## PROBLEM STATEMENT
Each entry must be given again exactly; images do not belong in the copy.

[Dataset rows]
──────────────────────────────

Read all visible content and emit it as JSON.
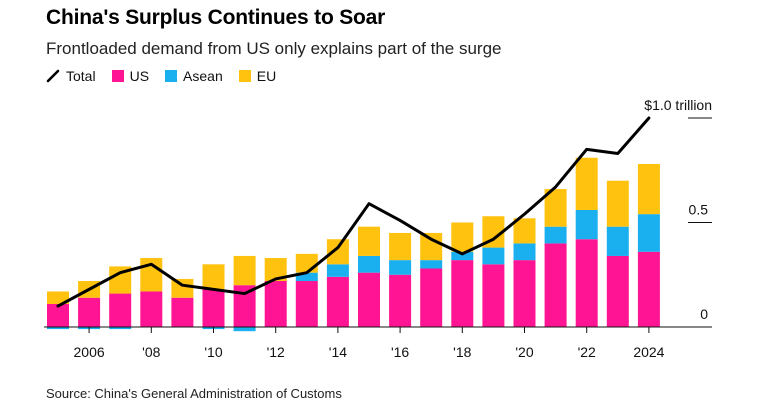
{
  "header": {
    "title": "China's Surplus Continues to Soar",
    "subtitle": "Frontloaded demand from US only explains part of the surge"
  },
  "legend": [
    {
      "label": "Total",
      "kind": "line",
      "color": "#000000"
    },
    {
      "label": "US",
      "kind": "bar",
      "color": "#ff1493"
    },
    {
      "label": "Asean",
      "kind": "bar",
      "color": "#1ab0f0"
    },
    {
      "label": "EU",
      "kind": "bar",
      "color": "#ffc20e"
    }
  ],
  "footer": {
    "source": "Source: China's General Administration of Customs"
  },
  "chart_data": {
    "type": "bar",
    "stacked": true,
    "ylabel": "",
    "ylim": [
      -0.02,
      1.02
    ],
    "yticks": [
      {
        "value": 0,
        "label": "0"
      },
      {
        "value": 0.5,
        "label": "0.5"
      },
      {
        "value": 1.0,
        "label": "$1.0 trillion"
      }
    ],
    "xticks": [
      {
        "year": 2006,
        "label": "2006"
      },
      {
        "year": 2008,
        "label": "'08"
      },
      {
        "year": 2010,
        "label": "'10"
      },
      {
        "year": 2012,
        "label": "'12"
      },
      {
        "year": 2014,
        "label": "'14"
      },
      {
        "year": 2016,
        "label": "'16"
      },
      {
        "year": 2018,
        "label": "'18"
      },
      {
        "year": 2020,
        "label": "'20"
      },
      {
        "year": 2022,
        "label": "'22"
      },
      {
        "year": 2024,
        "label": "2024"
      }
    ],
    "categories": [
      2005,
      2006,
      2007,
      2008,
      2009,
      2010,
      2011,
      2012,
      2013,
      2014,
      2015,
      2016,
      2017,
      2018,
      2019,
      2020,
      2021,
      2022,
      2023,
      2024
    ],
    "series": [
      {
        "name": "US",
        "color": "#ff1493",
        "values": [
          0.11,
          0.14,
          0.16,
          0.17,
          0.14,
          0.18,
          0.2,
          0.22,
          0.22,
          0.24,
          0.26,
          0.25,
          0.28,
          0.32,
          0.3,
          0.32,
          0.4,
          0.42,
          0.34,
          0.36
        ]
      },
      {
        "name": "Asean",
        "color": "#1ab0f0",
        "values": [
          -0.01,
          -0.01,
          -0.01,
          0.0,
          0.0,
          -0.01,
          -0.02,
          0.0,
          0.04,
          0.06,
          0.08,
          0.07,
          0.04,
          0.04,
          0.08,
          0.08,
          0.08,
          0.14,
          0.14,
          0.18
        ]
      },
      {
        "name": "EU",
        "color": "#ffc20e",
        "values": [
          0.06,
          0.08,
          0.13,
          0.16,
          0.09,
          0.12,
          0.14,
          0.11,
          0.09,
          0.12,
          0.14,
          0.13,
          0.13,
          0.14,
          0.15,
          0.12,
          0.18,
          0.25,
          0.22,
          0.24
        ]
      }
    ],
    "line": {
      "name": "Total",
      "color": "#000000",
      "values": [
        0.1,
        0.18,
        0.26,
        0.3,
        0.2,
        0.18,
        0.16,
        0.23,
        0.26,
        0.38,
        0.59,
        0.51,
        0.42,
        0.35,
        0.42,
        0.54,
        0.67,
        0.85,
        0.83,
        1.0
      ]
    },
    "grid": false,
    "legend_position": "top-left"
  }
}
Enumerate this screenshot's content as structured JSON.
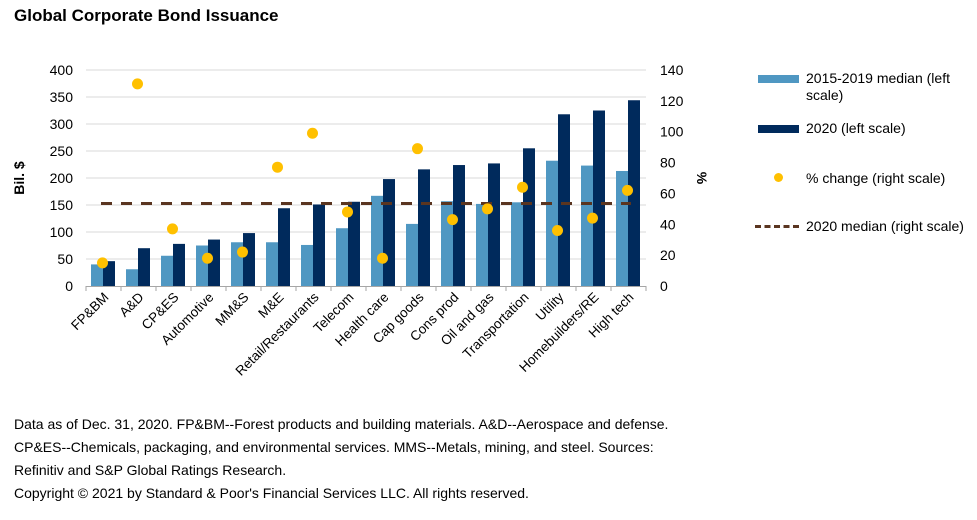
{
  "title": "Global Corporate Bond Issuance",
  "chart_data": {
    "type": "bar",
    "title": "Global Corporate Bond Issuance",
    "xlabel": "",
    "ylabel": "Bil. $",
    "y2label": "%",
    "ylim": [
      0,
      400
    ],
    "y2lim": [
      0,
      140
    ],
    "yticks": [
      0,
      50,
      100,
      150,
      200,
      250,
      300,
      350,
      400
    ],
    "y2ticks": [
      0,
      20,
      40,
      60,
      80,
      100,
      120,
      140
    ],
    "grid": true,
    "legend_position": "right",
    "categories": [
      "FP&BM",
      "A&D",
      "CP&ES",
      "Automotive",
      "MM&S",
      "M&E",
      "Retail/Restaurants",
      "Telecom",
      "Health care",
      "Cap goods",
      "Cons prod",
      "Oil and gas",
      "Transportation",
      "Utility",
      "Homebuilders/RE",
      "High tech"
    ],
    "series": [
      {
        "name": "2015-2019 median (left scale)",
        "type": "bar",
        "axis": "left",
        "color": "#4f97c2",
        "values": [
          40,
          31,
          56,
          75,
          81,
          81,
          76,
          107,
          167,
          115,
          157,
          152,
          155,
          232,
          223,
          213
        ]
      },
      {
        "name": "2020 (left scale)",
        "type": "bar",
        "axis": "left",
        "color": "#002a5c",
        "values": [
          46,
          70,
          78,
          86,
          98,
          144,
          151,
          156,
          198,
          216,
          224,
          227,
          255,
          318,
          325,
          344
        ]
      },
      {
        "name": "% change (right scale)",
        "type": "scatter",
        "axis": "right",
        "color": "#ffc000",
        "values": [
          15,
          131,
          37,
          18,
          22,
          77,
          99,
          48,
          18,
          89,
          43,
          50,
          64,
          36,
          44,
          62
        ]
      },
      {
        "name": "2020 median (right scale)",
        "type": "line",
        "axis": "right",
        "style": "dashed",
        "color": "#5a3520",
        "values": [
          53.5
        ]
      }
    ]
  },
  "legend": [
    {
      "label": "2015-2019 median (left scale)",
      "kind": "bar",
      "color": "#4f97c2"
    },
    {
      "label": "2020 (left scale)",
      "kind": "bar",
      "color": "#002a5c"
    },
    {
      "label": "% change (right scale)",
      "kind": "dot",
      "color": "#ffc000"
    },
    {
      "label": "2020 median (right scale)",
      "kind": "dash",
      "color": "#5a3520"
    }
  ],
  "footer": {
    "lines": [
      "Data as of Dec. 31, 2020. FP&BM--Forest products and building materials. A&D--Aerospace and defense.",
      "CP&ES--Chemicals, packaging, and environmental services. MMS--Metals, mining, and steel. Sources:",
      "Refinitiv and S&P Global Ratings Research.",
      "Copyright © 2021 by Standard & Poor's Financial Services LLC. All rights reserved."
    ]
  }
}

──────────────────────────────

## WRITTEN SOLUTION
Read all visible content and emit it as JSON.
{
  "header": {
    "title": "China's Surplus Continues to Soar",
    "subtitle": "Frontloaded demand from US only explains part of the surge"
  },
  "legend": [
    {
      "label": "Total",
      "kind": "line",
      "color": "#000000"
    },
    {
      "label": "US",
      "kind": "bar",
      "color": "#ff1493"
    },
    {
      "label": "Asean",
      "kind": "bar",
      "color": "#1ab0f0"
    },
    {
      "label": "EU",
      "kind": "bar",
      "color": "#ffc20e"
    }
  ],
  "footer": {
    "source": "Source: China's General Administration of Customs"
  },
  "chart_data": {
    "type": "bar",
    "stacked": true,
    "ylabel": "",
    "ylim": [
      -0.02,
      1.02
    ],
    "yticks": [
      {
        "value": 0,
        "label": "0"
      },
      {
        "value": 0.5,
        "label": "0.5"
      },
      {
        "value": 1.0,
        "label": "$1.0 trillion"
      }
    ],
    "xticks": [
      {
        "year": 2006,
        "label": "2006"
      },
      {
        "year": 2008,
        "label": "'08"
      },
      {
        "year": 2010,
        "label": "'10"
      },
      {
        "year": 2012,
        "label": "'12"
      },
      {
        "year": 2014,
        "label": "'14"
      },
      {
        "year": 2016,
        "label": "'16"
      },
      {
        "year": 2018,
        "label": "'18"
      },
      {
        "year": 2020,
        "label": "'20"
      },
      {
        "year": 2022,
        "label": "'22"
      },
      {
        "year": 2024,
        "label": "2024"
      }
    ],
    "categories": [
      2005,
      2006,
      2007,
      2008,
      2009,
      2010,
      2011,
      2012,
      2013,
      2014,
      2015,
      2016,
      2017,
      2018,
      2019,
      2020,
      2021,
      2022,
      2023,
      2024
    ],
    "series": [
      {
        "name": "US",
        "color": "#ff1493",
        "values": [
          0.11,
          0.14,
          0.16,
          0.17,
          0.14,
          0.18,
          0.2,
          0.22,
          0.22,
          0.24,
          0.26,
          0.25,
          0.28,
          0.32,
          0.3,
          0.32,
          0.4,
          0.42,
          0.34,
          0.36
        ]
      },
      {
        "name": "Asean",
        "color": "#1ab0f0",
        "values": [
          -0.01,
          -0.01,
          -0.01,
          0.0,
          0.0,
          -0.01,
          -0.02,
          0.0,
          0.04,
          0.06,
          0.08,
          0.07,
          0.04,
          0.04,
          0.08,
          0.08,
          0.08,
          0.14,
          0.14,
          0.18
        ]
      },
      {
        "name": "EU",
        "color": "#ffc20e",
        "values": [
          0.06,
          0.08,
          0.13,
          0.16,
          0.09,
          0.12,
          0.14,
          0.11,
          0.09,
          0.12,
          0.14,
          0.13,
          0.13,
          0.14,
          0.15,
          0.12,
          0.18,
          0.25,
          0.22,
          0.24
        ]
      }
    ],
    "line": {
      "name": "Total",
      "color": "#000000",
      "values": [
        0.1,
        0.18,
        0.26,
        0.3,
        0.2,
        0.18,
        0.16,
        0.23,
        0.26,
        0.38,
        0.59,
        0.51,
        0.42,
        0.35,
        0.42,
        0.54,
        0.67,
        0.85,
        0.83,
        1.0
      ]
    },
    "grid": false,
    "legend_position": "top-left"
  }
}
Enumerate this screenshot's content as structured JSON.
{
  "title": "Global Corporate Bond Issuance",
  "chart_data": {
    "type": "bar",
    "title": "Global Corporate Bond Issuance",
    "xlabel": "",
    "ylabel": "Bil. $",
    "y2label": "%",
    "ylim": [
      0,
      400
    ],
    "y2lim": [
      0,
      140
    ],
    "yticks": [
      0,
      50,
      100,
      150,
      200,
      250,
      300,
      350,
      400
    ],
    "y2ticks": [
      0,
      20,
      40,
      60,
      80,
      100,
      120,
      140
    ],
    "grid": true,
    "legend_position": "right",
    "categories": [
      "FP&BM",
      "A&D",
      "CP&ES",
      "Automotive",
      "MM&S",
      "M&E",
      "Retail/Restaurants",
      "Telecom",
      "Health care",
      "Cap goods",
      "Cons prod",
      "Oil and gas",
      "Transportation",
      "Utility",
      "Homebuilders/RE",
      "High tech"
    ],
    "series": [
      {
        "name": "2015-2019 median (left scale)",
        "type": "bar",
        "axis": "left",
        "color": "#4f97c2",
        "values": [
          40,
          31,
          56,
          75,
          81,
          81,
          76,
          107,
          167,
          115,
          157,
          152,
          155,
          232,
          223,
          213
        ]
      },
      {
        "name": "2020 (left scale)",
        "type": "bar",
        "axis": "left",
        "color": "#002a5c",
        "values": [
          46,
          70,
          78,
          86,
          98,
          144,
          151,
          156,
          198,
          216,
          224,
          227,
          255,
          318,
          325,
          344
        ]
      },
      {
        "name": "% change (right scale)",
        "type": "scatter",
        "axis": "right",
        "color": "#ffc000",
        "values": [
          15,
          131,
          37,
          18,
          22,
          77,
          99,
          48,
          18,
          89,
          43,
          50,
          64,
          36,
          44,
          62
        ]
      },
      {
        "name": "2020 median (right scale)",
        "type": "line",
        "axis": "right",
        "style": "dashed",
        "color": "#5a3520",
        "values": [
          53.5
        ]
      }
    ]
  },
  "legend": [
    {
      "label": "2015-2019 median (left scale)",
      "kind": "bar",
      "color": "#4f97c2"
    },
    {
      "label": "2020 (left scale)",
      "kind": "bar",
      "color": "#002a5c"
    },
    {
      "label": "% change (right scale)",
      "kind": "dot",
      "color": "#ffc000"
    },
    {
      "label": "2020 median (right scale)",
      "kind": "dash",
      "color": "#5a3520"
    }
  ],
  "footer": {
    "lines": [
      "Data as of Dec. 31, 2020. FP&BM--Forest products and building materials. A&D--Aerospace and defense.",
      "CP&ES--Chemicals, packaging, and environmental services. MMS--Metals, mining, and steel. Sources:",
      "Refinitiv and S&P Global Ratings Research.",
      "Copyright © 2021 by Standard & Poor's Financial Services LLC. All rights reserved."
    ]
  }
}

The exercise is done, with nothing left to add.